» WORK REQUIRED
Select the lines of the records containing the word "chevron" and list them.

— Begin DATA FOR THE TASK —

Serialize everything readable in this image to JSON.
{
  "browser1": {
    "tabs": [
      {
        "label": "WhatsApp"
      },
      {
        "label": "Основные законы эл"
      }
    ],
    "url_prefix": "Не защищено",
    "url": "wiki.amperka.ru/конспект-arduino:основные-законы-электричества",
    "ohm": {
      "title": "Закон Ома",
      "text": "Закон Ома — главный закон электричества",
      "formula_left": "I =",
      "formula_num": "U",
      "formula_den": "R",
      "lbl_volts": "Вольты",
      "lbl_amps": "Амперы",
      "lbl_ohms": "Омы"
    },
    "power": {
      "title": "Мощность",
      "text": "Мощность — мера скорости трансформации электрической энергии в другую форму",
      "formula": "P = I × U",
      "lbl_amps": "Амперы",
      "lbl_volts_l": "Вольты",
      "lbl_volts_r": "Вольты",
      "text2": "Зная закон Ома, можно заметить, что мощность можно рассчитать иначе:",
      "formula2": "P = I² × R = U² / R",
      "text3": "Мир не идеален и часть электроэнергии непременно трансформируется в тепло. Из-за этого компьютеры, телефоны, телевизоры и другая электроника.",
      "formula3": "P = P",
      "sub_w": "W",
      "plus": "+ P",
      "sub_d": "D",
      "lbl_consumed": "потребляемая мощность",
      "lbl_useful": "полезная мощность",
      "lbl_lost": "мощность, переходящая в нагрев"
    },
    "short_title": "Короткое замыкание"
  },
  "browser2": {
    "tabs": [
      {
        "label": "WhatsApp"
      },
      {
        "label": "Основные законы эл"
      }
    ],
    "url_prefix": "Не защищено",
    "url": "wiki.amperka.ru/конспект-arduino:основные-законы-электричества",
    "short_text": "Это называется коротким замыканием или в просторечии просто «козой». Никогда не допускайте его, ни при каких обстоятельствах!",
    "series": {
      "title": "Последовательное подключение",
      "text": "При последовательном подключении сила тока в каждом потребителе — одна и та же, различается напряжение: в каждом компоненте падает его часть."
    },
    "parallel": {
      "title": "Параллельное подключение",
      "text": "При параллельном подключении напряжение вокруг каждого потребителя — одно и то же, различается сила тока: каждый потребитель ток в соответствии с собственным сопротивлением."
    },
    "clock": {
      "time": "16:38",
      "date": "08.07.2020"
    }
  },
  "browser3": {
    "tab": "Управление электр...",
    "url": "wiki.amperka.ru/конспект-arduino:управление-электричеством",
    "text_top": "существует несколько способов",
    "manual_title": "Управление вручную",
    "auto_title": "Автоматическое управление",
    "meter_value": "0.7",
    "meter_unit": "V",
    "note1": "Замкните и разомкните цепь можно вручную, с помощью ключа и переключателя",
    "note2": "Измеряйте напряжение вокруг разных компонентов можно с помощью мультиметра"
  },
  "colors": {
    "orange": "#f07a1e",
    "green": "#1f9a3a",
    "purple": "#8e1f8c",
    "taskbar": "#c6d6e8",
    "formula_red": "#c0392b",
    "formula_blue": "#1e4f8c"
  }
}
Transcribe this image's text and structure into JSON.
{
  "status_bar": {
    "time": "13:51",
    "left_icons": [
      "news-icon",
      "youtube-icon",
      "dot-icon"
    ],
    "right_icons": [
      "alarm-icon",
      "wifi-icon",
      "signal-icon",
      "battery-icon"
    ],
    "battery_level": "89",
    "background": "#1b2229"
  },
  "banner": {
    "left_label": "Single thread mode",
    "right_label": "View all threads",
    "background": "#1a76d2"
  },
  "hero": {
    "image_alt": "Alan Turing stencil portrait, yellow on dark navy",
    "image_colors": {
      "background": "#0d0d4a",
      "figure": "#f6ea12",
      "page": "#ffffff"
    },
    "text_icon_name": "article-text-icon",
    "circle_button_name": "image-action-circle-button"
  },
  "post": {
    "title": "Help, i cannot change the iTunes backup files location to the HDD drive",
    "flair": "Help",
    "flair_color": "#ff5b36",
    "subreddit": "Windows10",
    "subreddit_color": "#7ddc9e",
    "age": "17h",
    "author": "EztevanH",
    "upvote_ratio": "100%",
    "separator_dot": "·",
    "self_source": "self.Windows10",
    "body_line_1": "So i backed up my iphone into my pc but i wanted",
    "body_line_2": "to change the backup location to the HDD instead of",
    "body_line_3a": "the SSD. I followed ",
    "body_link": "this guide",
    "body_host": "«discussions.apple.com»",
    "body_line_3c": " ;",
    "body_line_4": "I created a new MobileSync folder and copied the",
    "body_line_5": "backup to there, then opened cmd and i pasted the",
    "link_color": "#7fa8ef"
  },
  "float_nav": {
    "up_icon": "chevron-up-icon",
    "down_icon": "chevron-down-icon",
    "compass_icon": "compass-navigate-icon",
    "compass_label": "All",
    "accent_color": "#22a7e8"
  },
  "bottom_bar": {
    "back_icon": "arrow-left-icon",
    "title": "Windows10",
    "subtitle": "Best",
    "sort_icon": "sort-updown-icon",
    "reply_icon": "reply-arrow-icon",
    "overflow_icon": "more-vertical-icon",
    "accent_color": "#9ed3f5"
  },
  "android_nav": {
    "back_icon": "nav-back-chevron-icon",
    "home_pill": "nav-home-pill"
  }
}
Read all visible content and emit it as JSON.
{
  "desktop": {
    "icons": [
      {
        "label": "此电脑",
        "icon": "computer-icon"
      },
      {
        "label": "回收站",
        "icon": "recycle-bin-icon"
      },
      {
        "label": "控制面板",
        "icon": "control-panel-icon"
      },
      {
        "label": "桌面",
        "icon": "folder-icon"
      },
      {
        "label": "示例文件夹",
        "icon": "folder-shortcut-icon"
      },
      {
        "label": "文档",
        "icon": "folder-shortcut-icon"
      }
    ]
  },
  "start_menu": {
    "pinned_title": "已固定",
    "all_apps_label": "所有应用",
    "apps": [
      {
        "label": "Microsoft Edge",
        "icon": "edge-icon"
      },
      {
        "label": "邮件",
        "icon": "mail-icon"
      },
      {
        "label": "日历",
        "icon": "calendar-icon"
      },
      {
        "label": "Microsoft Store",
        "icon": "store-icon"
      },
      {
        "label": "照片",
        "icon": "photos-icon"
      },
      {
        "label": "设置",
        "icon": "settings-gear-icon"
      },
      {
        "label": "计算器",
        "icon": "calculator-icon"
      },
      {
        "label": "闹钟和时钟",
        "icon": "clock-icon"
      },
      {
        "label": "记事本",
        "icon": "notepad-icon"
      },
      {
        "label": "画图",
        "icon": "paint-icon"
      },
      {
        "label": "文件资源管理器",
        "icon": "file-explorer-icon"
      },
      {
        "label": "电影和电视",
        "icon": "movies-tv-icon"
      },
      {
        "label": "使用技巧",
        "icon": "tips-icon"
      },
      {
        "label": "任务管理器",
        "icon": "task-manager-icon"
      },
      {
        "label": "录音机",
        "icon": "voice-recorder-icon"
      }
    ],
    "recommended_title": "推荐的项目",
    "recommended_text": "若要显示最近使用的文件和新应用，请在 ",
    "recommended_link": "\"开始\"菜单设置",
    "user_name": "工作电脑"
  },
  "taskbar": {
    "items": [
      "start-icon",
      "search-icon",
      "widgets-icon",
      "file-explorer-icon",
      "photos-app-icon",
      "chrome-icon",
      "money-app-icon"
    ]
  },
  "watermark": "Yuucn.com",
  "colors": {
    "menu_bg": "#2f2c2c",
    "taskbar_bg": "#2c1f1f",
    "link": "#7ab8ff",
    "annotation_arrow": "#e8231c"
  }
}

— End DATA FOR THE TASK —

» EXERCISE ANSWER
    "up_icon": "chevron-up-icon",
    "down_icon": "chevron-down-icon",
    "back_icon": "nav-back-chevron-icon",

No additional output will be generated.